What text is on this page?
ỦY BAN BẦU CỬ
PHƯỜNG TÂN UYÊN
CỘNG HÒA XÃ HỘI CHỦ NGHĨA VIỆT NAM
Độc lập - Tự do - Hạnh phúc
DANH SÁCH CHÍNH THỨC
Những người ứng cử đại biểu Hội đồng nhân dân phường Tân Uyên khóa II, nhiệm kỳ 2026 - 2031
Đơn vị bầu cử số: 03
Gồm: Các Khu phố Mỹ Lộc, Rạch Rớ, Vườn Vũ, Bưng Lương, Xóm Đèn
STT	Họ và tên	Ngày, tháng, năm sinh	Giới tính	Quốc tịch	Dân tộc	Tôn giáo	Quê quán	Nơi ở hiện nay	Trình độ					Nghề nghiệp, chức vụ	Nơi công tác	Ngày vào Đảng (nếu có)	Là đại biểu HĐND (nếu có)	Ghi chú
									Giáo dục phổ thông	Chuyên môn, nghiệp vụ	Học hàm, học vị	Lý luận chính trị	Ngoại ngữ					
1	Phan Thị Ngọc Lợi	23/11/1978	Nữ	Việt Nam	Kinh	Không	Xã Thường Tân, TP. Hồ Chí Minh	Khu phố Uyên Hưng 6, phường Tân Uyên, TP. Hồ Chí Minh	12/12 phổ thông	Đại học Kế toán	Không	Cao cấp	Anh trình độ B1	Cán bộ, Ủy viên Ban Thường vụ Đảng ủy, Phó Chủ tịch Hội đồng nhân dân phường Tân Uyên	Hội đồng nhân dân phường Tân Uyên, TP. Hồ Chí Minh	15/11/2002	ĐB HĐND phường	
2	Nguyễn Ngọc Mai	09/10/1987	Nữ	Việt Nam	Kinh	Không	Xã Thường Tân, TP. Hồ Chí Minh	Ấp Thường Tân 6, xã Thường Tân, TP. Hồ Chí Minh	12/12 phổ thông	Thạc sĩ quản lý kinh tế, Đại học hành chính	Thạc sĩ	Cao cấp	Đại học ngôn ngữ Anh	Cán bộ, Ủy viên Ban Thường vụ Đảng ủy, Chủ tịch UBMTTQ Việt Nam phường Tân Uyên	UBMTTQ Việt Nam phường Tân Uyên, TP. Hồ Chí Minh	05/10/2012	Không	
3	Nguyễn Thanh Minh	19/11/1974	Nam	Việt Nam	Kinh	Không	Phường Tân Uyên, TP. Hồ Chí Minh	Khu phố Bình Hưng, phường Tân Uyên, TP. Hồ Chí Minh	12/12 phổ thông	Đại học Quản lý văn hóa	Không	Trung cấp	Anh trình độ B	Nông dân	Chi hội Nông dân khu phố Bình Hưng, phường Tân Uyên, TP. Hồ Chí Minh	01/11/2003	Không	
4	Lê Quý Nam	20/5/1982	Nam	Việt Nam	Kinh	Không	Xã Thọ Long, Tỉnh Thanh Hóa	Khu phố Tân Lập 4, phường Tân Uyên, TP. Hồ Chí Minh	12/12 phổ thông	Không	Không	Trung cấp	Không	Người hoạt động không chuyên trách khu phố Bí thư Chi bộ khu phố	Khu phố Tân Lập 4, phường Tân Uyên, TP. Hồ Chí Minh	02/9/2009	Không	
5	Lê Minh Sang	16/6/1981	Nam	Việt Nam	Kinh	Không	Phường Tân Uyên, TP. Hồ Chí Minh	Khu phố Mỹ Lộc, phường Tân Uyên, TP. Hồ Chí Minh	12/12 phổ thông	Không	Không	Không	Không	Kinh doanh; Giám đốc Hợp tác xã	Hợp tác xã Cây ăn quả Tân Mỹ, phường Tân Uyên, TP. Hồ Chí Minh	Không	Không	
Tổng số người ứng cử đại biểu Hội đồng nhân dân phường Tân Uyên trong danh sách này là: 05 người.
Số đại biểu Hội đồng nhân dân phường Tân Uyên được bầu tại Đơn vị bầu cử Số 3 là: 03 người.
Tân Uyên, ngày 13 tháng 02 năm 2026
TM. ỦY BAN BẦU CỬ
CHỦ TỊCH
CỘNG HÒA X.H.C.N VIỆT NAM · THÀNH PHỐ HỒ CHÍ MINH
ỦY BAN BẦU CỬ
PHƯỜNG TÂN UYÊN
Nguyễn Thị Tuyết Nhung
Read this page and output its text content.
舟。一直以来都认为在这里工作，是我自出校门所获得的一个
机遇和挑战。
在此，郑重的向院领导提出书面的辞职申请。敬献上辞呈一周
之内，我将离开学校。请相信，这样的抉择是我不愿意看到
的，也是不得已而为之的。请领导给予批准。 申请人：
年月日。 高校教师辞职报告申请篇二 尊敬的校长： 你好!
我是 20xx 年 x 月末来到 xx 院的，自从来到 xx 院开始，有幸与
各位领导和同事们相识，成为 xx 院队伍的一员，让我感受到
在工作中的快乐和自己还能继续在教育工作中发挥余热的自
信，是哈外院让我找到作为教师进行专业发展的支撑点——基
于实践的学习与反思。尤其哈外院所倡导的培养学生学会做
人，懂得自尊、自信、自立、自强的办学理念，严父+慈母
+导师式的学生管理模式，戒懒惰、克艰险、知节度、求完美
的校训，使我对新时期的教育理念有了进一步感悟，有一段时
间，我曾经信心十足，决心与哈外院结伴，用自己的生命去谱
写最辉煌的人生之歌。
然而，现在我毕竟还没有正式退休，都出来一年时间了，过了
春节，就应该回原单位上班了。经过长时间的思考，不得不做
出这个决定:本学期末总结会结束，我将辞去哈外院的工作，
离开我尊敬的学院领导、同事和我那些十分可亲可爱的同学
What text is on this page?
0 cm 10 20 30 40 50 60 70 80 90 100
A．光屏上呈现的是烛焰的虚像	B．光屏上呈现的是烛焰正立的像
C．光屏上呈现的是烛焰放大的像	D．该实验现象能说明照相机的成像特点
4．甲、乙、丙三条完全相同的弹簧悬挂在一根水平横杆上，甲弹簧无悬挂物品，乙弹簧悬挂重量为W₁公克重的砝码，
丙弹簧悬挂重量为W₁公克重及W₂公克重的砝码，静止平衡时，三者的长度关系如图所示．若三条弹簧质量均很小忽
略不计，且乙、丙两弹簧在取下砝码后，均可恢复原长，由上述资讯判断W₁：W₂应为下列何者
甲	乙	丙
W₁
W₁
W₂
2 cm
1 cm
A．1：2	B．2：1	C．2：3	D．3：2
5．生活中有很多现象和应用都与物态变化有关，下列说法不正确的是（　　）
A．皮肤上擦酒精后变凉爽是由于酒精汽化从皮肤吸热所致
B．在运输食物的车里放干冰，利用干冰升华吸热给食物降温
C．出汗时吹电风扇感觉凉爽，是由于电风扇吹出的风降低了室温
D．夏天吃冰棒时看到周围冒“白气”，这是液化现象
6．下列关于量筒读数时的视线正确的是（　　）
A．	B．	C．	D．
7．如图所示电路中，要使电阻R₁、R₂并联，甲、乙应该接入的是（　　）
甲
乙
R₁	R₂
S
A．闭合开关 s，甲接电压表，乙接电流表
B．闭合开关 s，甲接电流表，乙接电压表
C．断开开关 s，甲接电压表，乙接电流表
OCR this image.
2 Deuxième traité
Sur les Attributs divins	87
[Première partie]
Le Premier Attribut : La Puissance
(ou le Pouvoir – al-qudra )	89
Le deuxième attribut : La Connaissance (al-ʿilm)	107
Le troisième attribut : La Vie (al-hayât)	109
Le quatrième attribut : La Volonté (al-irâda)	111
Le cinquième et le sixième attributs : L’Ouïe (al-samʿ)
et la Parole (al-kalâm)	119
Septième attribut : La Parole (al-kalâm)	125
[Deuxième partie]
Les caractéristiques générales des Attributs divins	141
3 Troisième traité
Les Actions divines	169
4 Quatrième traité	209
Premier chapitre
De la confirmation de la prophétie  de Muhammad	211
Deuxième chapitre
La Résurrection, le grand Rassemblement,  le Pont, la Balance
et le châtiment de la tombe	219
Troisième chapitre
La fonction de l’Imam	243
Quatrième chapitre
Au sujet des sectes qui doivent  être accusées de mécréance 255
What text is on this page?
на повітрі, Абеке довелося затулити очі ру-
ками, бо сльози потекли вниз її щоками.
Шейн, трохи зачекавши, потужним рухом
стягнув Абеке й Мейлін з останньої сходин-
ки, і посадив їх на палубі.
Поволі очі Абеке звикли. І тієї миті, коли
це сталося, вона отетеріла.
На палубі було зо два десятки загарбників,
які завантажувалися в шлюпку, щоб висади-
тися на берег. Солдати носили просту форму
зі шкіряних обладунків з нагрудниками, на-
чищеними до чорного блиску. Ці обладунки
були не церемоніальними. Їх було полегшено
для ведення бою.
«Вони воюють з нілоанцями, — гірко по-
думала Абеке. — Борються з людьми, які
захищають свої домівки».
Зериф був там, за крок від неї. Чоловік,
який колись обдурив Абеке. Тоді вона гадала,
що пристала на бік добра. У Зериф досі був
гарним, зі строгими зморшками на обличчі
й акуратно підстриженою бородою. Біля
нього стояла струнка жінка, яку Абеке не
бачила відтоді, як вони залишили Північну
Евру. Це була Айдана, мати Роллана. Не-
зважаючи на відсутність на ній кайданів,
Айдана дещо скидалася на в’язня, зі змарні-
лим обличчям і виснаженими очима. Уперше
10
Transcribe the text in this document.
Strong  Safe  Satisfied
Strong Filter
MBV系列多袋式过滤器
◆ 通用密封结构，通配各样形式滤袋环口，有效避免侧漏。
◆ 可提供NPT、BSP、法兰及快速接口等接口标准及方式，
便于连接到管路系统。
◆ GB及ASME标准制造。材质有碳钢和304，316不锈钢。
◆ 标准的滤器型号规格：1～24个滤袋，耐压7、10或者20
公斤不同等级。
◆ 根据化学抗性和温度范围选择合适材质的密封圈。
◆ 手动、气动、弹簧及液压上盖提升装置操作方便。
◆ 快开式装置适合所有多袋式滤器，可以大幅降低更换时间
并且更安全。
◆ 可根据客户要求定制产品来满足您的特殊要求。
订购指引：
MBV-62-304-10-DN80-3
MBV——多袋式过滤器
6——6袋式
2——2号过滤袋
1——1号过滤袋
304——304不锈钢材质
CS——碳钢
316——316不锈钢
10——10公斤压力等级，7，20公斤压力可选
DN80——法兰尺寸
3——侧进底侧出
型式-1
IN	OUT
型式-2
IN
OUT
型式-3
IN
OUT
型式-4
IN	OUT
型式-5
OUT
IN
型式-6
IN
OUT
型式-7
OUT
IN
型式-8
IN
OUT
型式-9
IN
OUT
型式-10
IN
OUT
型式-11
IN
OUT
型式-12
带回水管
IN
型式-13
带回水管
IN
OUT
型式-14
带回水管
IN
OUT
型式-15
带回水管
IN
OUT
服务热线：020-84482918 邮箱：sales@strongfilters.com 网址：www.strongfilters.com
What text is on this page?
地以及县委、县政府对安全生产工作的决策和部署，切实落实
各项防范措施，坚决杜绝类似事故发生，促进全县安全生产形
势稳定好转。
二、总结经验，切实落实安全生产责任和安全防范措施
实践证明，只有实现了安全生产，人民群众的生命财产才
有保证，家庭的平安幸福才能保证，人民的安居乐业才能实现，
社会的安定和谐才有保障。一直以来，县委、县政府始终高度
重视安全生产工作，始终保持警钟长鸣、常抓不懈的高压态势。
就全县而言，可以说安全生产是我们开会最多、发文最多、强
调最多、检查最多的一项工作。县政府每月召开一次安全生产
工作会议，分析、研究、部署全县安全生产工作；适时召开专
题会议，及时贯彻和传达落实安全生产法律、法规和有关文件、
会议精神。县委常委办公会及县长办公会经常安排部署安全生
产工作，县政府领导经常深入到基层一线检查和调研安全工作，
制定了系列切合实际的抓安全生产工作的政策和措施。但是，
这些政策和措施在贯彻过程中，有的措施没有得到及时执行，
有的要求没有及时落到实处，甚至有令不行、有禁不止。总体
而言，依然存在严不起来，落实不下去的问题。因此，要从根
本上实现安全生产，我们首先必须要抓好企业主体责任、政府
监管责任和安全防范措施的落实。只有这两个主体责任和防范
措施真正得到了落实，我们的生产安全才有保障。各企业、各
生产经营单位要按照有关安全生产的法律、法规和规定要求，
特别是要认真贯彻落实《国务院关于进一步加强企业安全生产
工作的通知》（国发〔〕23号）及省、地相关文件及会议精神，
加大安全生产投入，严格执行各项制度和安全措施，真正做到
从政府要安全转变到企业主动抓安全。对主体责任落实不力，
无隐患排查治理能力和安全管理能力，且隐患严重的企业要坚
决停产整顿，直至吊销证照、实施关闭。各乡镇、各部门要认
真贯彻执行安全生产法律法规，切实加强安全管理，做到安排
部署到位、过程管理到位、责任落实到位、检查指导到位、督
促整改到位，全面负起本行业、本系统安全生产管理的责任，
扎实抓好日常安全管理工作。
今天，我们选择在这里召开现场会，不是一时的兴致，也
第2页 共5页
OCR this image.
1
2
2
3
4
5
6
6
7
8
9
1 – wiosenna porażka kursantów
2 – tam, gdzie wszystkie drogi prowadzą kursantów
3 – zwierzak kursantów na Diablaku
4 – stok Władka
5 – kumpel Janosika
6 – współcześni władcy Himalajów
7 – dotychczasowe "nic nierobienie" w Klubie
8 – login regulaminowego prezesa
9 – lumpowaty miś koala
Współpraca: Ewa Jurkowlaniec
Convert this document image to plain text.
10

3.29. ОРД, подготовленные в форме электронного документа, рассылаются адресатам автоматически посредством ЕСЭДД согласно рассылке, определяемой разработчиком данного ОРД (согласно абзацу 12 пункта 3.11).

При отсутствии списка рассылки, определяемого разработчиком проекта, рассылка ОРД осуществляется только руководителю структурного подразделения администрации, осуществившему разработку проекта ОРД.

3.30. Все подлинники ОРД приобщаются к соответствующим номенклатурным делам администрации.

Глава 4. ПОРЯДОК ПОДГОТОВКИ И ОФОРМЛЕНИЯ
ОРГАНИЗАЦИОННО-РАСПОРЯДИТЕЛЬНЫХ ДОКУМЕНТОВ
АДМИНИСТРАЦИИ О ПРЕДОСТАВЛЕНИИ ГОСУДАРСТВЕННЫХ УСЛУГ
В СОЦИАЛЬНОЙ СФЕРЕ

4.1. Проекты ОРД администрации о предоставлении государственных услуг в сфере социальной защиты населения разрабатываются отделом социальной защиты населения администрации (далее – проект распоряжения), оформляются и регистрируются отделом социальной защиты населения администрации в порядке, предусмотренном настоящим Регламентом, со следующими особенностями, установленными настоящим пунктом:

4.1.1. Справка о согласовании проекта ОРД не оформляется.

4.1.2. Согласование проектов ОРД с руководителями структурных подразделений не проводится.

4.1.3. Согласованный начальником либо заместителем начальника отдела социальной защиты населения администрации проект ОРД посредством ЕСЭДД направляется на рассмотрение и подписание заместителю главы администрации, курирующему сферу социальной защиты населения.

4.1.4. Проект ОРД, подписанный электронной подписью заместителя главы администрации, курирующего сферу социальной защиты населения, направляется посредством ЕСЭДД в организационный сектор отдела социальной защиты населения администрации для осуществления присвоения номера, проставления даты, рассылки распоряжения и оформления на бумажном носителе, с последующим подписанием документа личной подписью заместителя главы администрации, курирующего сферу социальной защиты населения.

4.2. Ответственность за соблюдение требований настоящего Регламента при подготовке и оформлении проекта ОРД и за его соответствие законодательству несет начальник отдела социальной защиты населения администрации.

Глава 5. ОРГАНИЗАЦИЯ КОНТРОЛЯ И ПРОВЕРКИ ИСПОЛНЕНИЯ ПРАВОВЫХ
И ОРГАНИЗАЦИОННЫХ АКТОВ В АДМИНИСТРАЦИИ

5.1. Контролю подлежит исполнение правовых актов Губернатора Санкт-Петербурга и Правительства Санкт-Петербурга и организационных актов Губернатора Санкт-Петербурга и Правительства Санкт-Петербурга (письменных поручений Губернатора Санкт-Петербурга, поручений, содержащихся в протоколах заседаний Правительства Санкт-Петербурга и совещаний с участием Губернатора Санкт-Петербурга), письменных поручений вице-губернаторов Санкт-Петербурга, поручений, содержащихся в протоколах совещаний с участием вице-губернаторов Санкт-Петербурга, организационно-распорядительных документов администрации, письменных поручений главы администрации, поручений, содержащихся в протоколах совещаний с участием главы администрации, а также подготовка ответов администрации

---*---

→ Exercise: Look for the word "tháng" in every line of the listing and copy the lines that have it.

→ Reply to the exercise:
STT	Họ và tên	Ngày, tháng, năm sinh	Giới tính	Quốc tịch	Dân tộc	Tôn giáo	Quê quán	Nơi ở hiện nay	Trình độ					Nghề nghiệp, chức vụ	Nơi công tác	Ngày vào Đảng (nếu có)	Là đại biểu HĐND (nếu có)	Ghi chú
Tân Uyên, ngày 13 tháng 02 năm 2026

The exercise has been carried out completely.